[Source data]
____________________
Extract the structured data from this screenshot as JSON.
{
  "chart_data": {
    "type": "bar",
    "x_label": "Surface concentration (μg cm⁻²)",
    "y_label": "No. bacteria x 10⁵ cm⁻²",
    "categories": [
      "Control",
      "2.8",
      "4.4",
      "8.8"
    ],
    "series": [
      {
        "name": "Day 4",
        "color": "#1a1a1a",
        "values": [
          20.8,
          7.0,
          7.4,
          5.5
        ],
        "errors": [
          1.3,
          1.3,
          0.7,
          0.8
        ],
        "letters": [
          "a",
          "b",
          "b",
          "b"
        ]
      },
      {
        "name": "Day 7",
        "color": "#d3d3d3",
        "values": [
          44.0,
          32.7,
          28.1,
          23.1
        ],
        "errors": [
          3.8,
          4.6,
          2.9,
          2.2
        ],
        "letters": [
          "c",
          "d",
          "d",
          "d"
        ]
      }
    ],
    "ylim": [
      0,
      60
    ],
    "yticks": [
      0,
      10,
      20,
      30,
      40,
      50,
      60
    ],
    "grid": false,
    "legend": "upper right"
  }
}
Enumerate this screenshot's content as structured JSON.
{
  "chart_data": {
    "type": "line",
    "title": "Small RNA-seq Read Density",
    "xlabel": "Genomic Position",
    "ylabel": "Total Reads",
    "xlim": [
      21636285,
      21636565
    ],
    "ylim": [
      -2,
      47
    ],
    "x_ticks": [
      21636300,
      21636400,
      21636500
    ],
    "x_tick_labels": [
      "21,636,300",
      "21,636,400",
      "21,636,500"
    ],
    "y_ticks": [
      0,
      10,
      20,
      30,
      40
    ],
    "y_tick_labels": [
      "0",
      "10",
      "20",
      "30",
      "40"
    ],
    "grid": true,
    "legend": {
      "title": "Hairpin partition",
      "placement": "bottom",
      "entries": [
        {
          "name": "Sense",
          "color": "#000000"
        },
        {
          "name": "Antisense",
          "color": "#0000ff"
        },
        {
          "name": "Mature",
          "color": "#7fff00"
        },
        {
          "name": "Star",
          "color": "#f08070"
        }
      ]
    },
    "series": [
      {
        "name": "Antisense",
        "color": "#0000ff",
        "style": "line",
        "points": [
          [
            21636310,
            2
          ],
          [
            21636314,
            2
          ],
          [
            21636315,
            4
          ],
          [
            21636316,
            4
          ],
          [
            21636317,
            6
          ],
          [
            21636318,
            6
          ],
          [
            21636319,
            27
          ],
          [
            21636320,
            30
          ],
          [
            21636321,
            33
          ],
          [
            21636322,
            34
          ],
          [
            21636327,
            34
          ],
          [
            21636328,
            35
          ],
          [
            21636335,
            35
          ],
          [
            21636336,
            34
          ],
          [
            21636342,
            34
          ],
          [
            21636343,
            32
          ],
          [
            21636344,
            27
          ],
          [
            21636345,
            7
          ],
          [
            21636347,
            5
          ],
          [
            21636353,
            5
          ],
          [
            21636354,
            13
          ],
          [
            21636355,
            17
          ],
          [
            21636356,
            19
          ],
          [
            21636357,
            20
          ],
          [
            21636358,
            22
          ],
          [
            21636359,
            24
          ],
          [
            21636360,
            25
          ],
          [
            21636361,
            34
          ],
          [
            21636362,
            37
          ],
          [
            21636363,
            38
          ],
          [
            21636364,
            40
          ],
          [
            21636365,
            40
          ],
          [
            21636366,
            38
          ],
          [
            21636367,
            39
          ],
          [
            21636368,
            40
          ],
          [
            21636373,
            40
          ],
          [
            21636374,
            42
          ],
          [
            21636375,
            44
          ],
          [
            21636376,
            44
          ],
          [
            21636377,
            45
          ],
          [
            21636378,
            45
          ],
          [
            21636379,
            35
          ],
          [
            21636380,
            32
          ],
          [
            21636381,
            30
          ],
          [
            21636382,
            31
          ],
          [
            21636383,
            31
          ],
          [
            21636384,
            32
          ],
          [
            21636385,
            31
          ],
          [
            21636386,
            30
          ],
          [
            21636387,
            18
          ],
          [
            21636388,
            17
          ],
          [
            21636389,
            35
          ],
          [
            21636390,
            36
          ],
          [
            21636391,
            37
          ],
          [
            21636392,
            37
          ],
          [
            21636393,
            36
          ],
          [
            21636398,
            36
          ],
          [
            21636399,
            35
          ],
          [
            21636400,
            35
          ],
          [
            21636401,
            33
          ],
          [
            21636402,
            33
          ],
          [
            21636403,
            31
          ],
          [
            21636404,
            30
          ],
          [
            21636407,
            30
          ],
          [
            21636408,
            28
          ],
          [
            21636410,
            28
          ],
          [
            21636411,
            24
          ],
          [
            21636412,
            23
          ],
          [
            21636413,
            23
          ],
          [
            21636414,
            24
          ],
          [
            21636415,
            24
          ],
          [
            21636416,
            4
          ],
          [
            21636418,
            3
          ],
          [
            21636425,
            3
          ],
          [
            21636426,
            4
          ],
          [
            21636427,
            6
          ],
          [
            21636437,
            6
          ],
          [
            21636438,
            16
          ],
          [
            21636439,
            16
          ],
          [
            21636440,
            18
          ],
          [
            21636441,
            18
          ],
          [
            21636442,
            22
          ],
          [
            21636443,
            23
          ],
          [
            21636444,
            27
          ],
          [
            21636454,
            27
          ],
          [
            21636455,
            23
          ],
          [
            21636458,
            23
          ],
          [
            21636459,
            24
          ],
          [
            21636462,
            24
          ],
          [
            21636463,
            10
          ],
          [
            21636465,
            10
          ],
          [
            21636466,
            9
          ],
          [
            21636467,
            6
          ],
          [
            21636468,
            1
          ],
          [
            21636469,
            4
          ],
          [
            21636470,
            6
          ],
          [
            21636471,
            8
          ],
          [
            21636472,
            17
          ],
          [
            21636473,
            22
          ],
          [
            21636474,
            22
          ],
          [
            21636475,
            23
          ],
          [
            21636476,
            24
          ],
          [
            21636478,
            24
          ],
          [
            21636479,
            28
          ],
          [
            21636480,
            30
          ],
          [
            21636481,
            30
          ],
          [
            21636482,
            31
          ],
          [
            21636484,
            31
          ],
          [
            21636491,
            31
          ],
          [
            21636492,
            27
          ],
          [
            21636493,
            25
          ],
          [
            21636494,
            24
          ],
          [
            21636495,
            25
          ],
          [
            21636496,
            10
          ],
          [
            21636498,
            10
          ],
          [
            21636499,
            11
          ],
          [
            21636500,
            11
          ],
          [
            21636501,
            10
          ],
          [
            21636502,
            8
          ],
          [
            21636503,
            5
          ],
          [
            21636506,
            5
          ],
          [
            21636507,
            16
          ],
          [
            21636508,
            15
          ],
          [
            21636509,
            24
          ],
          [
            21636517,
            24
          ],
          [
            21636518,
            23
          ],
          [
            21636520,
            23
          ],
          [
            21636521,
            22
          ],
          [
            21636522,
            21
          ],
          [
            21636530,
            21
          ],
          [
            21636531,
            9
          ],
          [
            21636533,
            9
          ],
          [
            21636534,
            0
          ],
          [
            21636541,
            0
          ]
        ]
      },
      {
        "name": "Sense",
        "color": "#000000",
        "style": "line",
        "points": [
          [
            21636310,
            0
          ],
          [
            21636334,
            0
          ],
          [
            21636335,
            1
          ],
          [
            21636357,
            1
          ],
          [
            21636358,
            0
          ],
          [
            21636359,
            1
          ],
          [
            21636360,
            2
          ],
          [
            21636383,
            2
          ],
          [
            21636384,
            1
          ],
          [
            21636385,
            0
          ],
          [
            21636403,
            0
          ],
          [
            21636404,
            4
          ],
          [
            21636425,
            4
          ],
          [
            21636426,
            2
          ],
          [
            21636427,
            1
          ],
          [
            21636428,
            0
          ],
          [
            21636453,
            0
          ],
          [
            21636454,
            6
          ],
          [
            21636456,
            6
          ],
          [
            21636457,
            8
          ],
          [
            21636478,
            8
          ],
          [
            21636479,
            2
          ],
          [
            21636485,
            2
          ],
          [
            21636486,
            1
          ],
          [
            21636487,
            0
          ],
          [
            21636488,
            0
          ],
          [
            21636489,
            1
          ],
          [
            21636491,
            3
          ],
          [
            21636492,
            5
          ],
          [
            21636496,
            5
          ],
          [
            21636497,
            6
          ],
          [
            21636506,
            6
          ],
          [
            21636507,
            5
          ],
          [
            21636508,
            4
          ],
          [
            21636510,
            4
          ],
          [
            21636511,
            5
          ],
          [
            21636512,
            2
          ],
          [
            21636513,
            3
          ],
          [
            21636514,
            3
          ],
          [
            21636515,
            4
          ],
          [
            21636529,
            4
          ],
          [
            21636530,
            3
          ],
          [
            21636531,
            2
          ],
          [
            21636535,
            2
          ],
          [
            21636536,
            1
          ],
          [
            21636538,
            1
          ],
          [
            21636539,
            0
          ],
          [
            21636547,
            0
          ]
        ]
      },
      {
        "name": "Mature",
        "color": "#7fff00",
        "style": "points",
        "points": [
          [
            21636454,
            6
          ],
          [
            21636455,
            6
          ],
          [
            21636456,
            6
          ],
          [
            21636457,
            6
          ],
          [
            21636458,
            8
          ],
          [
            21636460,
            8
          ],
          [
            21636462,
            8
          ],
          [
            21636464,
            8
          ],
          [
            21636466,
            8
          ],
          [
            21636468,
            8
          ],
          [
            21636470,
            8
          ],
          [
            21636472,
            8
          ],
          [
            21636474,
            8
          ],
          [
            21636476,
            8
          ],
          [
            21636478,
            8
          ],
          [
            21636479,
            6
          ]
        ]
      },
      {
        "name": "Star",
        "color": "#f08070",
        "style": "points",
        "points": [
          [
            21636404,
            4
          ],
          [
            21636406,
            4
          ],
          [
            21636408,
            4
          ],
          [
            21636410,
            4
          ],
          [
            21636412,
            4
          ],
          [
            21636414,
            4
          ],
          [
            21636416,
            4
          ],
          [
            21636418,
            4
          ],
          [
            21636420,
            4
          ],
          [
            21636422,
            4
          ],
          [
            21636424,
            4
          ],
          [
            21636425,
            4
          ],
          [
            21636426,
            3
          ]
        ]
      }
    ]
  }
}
____________________
Task item >> Report the lines above that have the word "title" in them.

Output for this exercise >>
    "title": "Small RNA-seq Read Density",
      "title": "Hairpin partition",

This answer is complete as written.